__Extracted entries__
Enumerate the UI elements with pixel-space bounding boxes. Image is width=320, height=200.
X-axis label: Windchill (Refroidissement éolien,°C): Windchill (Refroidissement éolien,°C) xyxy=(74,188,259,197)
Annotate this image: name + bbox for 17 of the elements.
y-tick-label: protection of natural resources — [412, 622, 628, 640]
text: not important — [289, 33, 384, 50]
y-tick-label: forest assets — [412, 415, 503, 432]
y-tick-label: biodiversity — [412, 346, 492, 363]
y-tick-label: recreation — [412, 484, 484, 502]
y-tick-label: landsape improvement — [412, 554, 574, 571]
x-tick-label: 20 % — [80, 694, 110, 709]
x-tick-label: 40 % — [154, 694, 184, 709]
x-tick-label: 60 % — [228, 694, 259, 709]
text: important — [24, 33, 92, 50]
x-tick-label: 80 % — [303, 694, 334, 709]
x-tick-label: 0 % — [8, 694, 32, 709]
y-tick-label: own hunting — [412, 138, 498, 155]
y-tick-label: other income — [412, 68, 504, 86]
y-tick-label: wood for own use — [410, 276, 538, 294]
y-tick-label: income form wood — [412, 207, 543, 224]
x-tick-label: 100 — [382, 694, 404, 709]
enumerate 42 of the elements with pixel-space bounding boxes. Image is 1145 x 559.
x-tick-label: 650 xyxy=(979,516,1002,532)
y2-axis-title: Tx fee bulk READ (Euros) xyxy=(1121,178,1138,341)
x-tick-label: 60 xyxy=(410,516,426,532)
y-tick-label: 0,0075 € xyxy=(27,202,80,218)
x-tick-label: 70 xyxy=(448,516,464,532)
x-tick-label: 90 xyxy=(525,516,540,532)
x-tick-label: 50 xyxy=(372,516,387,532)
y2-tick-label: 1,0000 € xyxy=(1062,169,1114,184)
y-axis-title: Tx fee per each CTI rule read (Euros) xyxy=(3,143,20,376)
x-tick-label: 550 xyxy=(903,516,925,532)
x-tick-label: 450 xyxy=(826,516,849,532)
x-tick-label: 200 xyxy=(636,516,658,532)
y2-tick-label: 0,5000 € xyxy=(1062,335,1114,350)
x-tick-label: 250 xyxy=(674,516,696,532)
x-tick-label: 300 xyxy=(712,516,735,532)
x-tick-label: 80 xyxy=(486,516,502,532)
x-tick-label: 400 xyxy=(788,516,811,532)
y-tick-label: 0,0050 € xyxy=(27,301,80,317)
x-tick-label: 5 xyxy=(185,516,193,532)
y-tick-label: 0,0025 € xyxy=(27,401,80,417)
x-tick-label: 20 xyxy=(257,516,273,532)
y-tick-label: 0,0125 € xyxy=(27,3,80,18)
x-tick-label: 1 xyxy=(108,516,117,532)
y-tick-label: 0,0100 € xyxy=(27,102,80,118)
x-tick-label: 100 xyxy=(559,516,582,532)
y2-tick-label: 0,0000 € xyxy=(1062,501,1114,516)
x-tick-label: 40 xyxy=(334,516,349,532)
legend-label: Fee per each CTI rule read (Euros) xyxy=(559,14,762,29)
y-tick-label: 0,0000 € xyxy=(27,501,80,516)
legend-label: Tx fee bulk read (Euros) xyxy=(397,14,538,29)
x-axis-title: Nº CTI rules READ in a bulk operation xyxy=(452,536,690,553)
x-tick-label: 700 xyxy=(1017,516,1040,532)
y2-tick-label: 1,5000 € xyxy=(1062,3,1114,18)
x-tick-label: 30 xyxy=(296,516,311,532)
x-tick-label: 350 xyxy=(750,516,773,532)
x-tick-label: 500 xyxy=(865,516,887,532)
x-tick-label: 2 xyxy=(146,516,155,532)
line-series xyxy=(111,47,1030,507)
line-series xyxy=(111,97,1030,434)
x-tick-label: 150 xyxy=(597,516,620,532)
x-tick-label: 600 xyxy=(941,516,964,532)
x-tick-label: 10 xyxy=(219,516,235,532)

__Exercise directions__
Please output every nonblank line of the entries above as a Markdown table with the columns No. and Line, numbering the rows in order.

__The result__
| No. | Line |
|---|---|
| 1 | Enumerate the UI elements with pixel-space bounding boxes. Image is width=320, height=200. |
| 2 | X-axis label: Windchill (Refroidissement éolien,°C): Windchill (Refroidissement éolien,°C) xyxy=(74,188,259,197) |
| 3 | Annotate this image: name + bbox for 17 of the elements. |
| 4 | y-tick-label: protection of natural resources — [412, 622, 628, 640] |
| 5 | text: not important — [289, 33, 384, 50] |
| 6 | y-tick-label: forest assets — [412, 415, 503, 432] |
| 7 | y-tick-label: biodiversity — [412, 346, 492, 363] |
| 8 | y-tick-label: recreation — [412, 484, 484, 502] |
| 9 | y-tick-label: landsape improvement — [412, 554, 574, 571] |
| 10 | x-tick-label: 20 % — [80, 694, 110, 709] |
| 11 | x-tick-label: 40 % — [154, 694, 184, 709] |
| 12 | x-tick-label: 60 % — [228, 694, 259, 709] |
| 13 | text: important — [24, 33, 92, 50] |
| 14 | x-tick-label: 80 % — [303, 694, 334, 709] |
| 15 | x-tick-label: 0 % — [8, 694, 32, 709] |
| 16 | y-tick-label: own hunting — [412, 138, 498, 155] |
| 17 | y-tick-label: other income — [412, 68, 504, 86] |
| 18 | y-tick-label: wood for own use — [410, 276, 538, 294] |
| 19 | y-tick-label: income form wood — [412, 207, 543, 224] |
| 20 | x-tick-label: 100 — [382, 694, 404, 709] |
| 21 | enumerate 42 of the elements with pixel-space bounding boxes. Image is 1145 x 559. |
| 22 | x-tick-label: 650 xyxy=(979,516,1002,532) |
| 23 | y2-axis-title: Tx fee bulk READ (Euros) xyxy=(1121,178,1138,341) |
| 24 | x-tick-label: 60 xyxy=(410,516,426,532) |
| 25 | y-tick-label: 0,0075 € xyxy=(27,202,80,218) |
| 26 | x-tick-label: 70 xyxy=(448,516,464,532) |
| 27 | x-tick-label: 90 xyxy=(525,516,540,532) |
| 28 | x-tick-label: 50 xyxy=(372,516,387,532) |
| 29 | y2-tick-label: 1,0000 € xyxy=(1062,169,1114,184) |
| 30 | y-axis-title: Tx fee per each CTI rule read (Euros) xyxy=(3,143,20,376) |
| 31 | x-tick-label: 550 xyxy=(903,516,925,532) |
| 32 | x-tick-label: 450 xyxy=(826,516,849,532) |
| 33 | x-tick-label: 200 xyxy=(636,516,658,532) |
| 34 | y2-tick-label: 0,5000 € xyxy=(1062,335,1114,350) |
| 35 | x-tick-label: 250 xyxy=(674,516,696,532) |
| 36 | x-tick-label: 300 xyxy=(712,516,735,532) |
| 37 | x-tick-label: 80 xyxy=(486,516,502,532) |
| 38 | x-tick-label: 400 xyxy=(788,516,811,532) |
| 39 | y-tick-label: 0,0050 € xyxy=(27,301,80,317) |
| 40 | x-tick-label: 5 xyxy=(185,516,193,532) |
| 41 | y-tick-label: 0,0025 € xyxy=(27,401,80,417) |
| 42 | x-tick-label: 20 xyxy=(257,516,273,532) |
| 43 | y-tick-label: 0,0125 € xyxy=(27,3,80,18) |
| 44 | x-tick-label: 1 xyxy=(108,516,117,532) |
| 45 | y-tick-label: 0,0100 € xyxy=(27,102,80,118) |
| 46 | x-tick-label: 100 xyxy=(559,516,582,532) |
| 47 | y2-tick-label: 0,0000 € xyxy=(1062,501,1114,516) |
| 48 | x-tick-label: 40 xyxy=(334,516,349,532) |
| 49 | legend-label: Fee per each CTI rule read (Euros) xyxy=(559,14,762,29) |
| 50 | y-tick-label: 0,0000 € xyxy=(27,501,80,516) |
| 51 | legend-label: Tx fee bulk read (Euros) xyxy=(397,14,538,29) |
| 52 | x-axis-title: Nº CTI rules READ in a bulk operation xyxy=(452,536,690,553) |
| 53 | x-tick-label: 700 xyxy=(1017,516,1040,532) |
| 54 | y2-tick-label: 1,5000 € xyxy=(1062,3,1114,18) |
| 55 | x-tick-label: 30 xyxy=(296,516,311,532) |
| 56 | x-tick-label: 350 xyxy=(750,516,773,532) |
| 57 | x-tick-label: 500 xyxy=(865,516,887,532) |
| 58 | x-tick-label: 2 xyxy=(146,516,155,532) |
| 59 | line-series xyxy=(111,47,1030,507) |
| 60 | line-series xyxy=(111,97,1030,434) |
| 61 | x-tick-label: 150 xyxy=(597,516,620,532) |
| 62 | x-tick-label: 600 xyxy=(941,516,964,532) |
| 63 | x-tick-label: 10 xyxy=(219,516,235,532) |